[start]
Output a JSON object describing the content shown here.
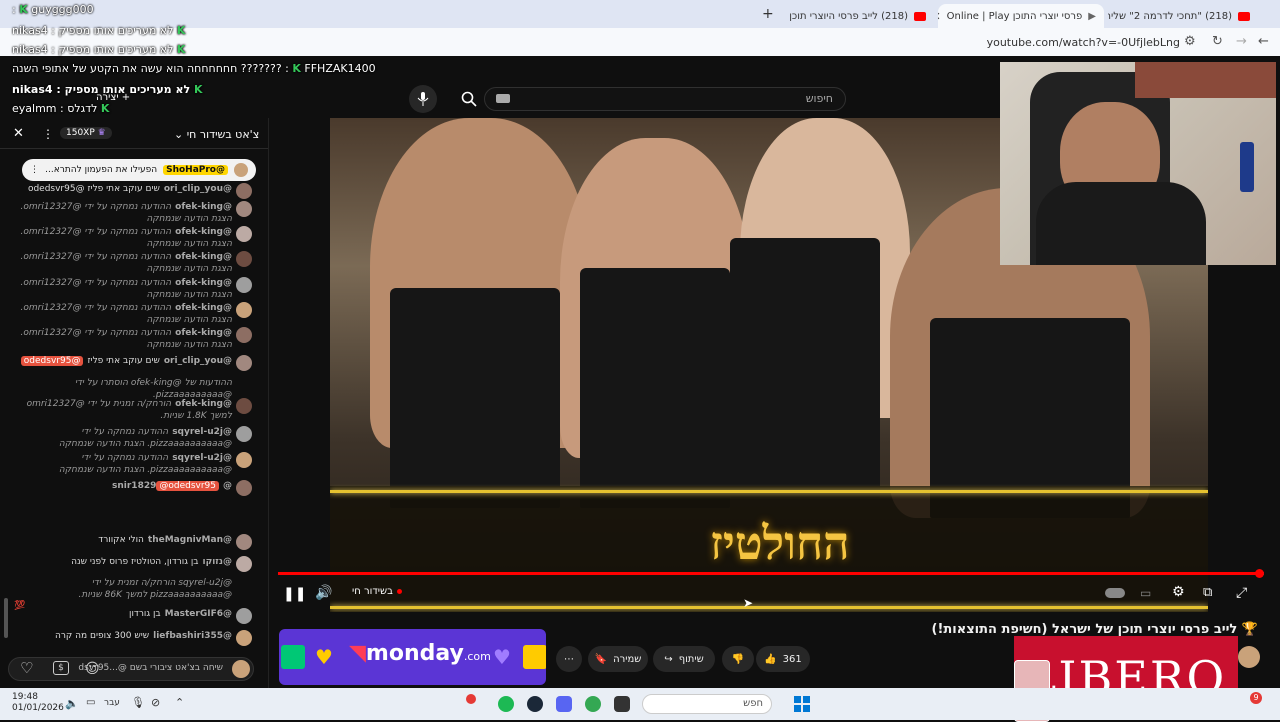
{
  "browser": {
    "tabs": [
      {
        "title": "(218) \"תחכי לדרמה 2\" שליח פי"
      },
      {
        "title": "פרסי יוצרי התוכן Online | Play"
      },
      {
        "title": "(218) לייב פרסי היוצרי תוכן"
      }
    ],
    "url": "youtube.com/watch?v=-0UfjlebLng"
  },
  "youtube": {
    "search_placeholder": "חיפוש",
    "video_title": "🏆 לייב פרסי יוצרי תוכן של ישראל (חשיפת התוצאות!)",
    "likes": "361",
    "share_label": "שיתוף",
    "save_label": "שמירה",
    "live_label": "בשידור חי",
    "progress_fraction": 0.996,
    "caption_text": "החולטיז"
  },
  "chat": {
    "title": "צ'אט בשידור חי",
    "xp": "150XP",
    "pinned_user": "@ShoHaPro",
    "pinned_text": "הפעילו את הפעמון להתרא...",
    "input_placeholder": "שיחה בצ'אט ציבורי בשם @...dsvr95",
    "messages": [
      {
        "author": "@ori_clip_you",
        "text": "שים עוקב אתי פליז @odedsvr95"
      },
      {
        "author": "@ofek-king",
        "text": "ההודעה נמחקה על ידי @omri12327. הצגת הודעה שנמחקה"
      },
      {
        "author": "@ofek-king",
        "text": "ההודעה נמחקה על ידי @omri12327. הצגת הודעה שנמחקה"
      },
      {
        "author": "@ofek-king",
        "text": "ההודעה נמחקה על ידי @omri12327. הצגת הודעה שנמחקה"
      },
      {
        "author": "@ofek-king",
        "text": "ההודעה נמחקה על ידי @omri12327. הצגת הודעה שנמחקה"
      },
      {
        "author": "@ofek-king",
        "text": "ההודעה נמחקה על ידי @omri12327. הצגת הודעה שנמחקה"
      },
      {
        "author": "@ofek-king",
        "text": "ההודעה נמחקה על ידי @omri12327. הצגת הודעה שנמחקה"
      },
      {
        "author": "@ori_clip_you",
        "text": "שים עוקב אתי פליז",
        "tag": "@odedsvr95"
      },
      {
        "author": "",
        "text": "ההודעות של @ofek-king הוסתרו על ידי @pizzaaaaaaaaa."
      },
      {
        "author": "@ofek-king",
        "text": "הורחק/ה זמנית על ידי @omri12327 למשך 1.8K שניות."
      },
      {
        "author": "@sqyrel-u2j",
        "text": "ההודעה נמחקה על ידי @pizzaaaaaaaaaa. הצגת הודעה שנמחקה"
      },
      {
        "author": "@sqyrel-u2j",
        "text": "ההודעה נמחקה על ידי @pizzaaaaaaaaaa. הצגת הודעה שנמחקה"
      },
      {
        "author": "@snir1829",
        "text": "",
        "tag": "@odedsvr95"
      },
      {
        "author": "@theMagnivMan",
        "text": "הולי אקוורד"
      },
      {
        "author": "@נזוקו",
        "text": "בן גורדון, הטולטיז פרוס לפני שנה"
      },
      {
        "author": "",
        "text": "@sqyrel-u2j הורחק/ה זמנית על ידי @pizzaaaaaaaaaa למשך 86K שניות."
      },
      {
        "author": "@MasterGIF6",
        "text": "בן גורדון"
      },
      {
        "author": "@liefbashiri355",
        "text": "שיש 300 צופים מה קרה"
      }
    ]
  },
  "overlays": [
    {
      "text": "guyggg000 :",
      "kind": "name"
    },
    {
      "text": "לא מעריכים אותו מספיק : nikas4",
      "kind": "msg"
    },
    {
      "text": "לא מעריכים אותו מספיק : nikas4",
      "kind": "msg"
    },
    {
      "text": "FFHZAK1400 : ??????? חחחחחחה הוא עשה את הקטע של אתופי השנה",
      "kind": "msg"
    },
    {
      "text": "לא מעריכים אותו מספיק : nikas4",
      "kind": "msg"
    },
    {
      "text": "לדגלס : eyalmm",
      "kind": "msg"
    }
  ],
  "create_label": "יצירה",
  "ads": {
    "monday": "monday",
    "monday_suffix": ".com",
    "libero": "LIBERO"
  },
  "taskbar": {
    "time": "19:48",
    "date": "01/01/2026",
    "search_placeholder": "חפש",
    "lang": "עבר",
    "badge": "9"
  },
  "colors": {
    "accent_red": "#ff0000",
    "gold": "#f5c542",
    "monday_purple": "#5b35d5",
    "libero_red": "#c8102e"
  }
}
[end]
The request => State how many lines of the listing above hold the word "פרסי", with nothing but the number.

Correct output => 3